#### Work to do:
Here are some records; copy every line that holds the word "Miah".

#### Items listed in a dataset:
►
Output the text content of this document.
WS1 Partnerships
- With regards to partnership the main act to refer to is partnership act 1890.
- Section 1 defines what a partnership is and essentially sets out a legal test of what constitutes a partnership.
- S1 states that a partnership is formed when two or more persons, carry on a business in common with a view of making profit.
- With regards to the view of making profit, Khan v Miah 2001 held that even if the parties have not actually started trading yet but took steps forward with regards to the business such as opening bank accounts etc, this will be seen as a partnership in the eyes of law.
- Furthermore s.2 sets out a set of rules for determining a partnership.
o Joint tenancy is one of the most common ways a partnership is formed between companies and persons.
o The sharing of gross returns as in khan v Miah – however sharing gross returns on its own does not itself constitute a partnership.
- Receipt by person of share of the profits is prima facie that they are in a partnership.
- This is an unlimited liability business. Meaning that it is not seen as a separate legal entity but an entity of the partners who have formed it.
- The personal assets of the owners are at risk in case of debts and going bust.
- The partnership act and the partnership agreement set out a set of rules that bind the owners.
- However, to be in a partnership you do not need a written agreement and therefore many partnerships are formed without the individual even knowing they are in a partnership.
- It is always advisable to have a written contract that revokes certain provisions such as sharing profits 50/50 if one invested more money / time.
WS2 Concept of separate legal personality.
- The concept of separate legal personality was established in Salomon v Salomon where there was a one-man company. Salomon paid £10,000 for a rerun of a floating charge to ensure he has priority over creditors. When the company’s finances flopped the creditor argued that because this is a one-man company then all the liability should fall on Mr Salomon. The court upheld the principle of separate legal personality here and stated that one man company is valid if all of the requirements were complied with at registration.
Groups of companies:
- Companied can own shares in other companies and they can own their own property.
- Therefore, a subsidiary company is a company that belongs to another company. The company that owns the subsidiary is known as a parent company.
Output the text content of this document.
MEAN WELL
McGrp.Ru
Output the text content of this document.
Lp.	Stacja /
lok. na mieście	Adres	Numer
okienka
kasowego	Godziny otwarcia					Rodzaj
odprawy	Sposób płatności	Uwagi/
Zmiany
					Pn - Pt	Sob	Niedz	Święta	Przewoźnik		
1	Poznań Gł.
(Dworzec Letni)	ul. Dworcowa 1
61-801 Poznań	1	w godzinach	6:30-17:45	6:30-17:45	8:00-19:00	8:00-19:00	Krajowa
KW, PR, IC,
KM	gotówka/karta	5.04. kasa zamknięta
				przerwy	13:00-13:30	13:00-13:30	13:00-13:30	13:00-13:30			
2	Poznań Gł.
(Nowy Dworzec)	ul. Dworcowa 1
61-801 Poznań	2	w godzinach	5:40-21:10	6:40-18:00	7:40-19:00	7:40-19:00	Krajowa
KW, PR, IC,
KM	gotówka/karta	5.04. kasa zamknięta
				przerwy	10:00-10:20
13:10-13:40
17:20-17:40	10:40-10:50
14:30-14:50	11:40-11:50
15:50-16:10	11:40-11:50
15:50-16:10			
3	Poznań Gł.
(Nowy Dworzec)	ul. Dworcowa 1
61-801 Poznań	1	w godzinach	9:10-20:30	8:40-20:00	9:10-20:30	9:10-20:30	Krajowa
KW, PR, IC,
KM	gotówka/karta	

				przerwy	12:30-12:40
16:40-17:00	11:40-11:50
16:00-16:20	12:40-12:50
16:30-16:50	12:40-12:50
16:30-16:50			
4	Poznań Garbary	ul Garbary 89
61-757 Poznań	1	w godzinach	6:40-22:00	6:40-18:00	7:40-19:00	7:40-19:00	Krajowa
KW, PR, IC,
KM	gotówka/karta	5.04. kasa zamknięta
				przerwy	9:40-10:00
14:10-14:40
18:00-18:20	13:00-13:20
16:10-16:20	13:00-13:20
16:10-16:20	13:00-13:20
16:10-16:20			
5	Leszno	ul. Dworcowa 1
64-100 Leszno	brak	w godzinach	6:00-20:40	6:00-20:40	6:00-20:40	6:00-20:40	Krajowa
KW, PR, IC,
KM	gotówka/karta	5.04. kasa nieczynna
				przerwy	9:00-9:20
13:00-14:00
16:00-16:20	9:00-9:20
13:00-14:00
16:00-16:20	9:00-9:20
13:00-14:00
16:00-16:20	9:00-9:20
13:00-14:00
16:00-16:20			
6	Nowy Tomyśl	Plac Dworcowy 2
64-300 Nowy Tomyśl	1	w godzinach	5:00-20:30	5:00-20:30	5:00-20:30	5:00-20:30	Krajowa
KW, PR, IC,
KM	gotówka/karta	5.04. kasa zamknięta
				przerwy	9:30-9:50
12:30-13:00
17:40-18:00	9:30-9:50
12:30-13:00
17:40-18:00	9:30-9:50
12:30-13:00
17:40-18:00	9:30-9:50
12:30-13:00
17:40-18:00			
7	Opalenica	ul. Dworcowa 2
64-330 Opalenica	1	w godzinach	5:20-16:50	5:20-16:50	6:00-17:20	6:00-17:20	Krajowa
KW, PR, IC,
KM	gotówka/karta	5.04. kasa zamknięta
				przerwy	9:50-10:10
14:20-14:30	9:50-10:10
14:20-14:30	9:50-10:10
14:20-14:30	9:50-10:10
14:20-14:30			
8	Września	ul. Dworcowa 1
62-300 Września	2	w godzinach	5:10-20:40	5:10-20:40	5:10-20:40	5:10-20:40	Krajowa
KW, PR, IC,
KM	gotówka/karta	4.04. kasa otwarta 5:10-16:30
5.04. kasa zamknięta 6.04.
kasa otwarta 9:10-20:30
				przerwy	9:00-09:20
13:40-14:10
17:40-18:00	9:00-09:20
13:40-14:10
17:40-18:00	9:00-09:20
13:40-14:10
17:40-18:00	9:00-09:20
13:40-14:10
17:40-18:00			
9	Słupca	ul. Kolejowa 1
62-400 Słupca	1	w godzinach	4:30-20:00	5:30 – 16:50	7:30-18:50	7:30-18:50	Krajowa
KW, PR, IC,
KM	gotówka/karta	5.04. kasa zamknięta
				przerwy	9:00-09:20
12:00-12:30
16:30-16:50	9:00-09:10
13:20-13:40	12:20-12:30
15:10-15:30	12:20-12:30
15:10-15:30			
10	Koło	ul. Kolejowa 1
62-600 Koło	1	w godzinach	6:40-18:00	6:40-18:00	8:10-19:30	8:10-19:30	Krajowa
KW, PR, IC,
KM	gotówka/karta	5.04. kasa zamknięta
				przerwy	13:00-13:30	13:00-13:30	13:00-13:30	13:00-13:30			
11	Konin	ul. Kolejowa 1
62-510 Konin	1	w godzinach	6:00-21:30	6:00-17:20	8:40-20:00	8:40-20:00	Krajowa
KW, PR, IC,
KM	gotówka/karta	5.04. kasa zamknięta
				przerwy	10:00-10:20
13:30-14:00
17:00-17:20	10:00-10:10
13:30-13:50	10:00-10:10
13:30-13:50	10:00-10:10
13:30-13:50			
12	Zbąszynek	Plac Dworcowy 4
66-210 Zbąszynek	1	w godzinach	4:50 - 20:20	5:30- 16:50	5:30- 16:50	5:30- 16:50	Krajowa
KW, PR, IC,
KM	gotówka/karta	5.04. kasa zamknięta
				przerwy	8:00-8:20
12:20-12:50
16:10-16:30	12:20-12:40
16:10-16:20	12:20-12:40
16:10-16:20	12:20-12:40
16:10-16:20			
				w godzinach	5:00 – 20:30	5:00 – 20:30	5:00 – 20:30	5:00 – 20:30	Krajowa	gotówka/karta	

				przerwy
◄
#### Answer to the exercise:
- With regards to the view of making profit, Khan v Miah 2001 held that even if the parties have not actually started trading yet but took steps forward with regards to the business such as opening bank accounts etc, this will be seen as a partnership in the eyes of law.
o The sharing of gross returns as in khan v Miah – however sharing gross returns on its own does not itself constitute a partnership.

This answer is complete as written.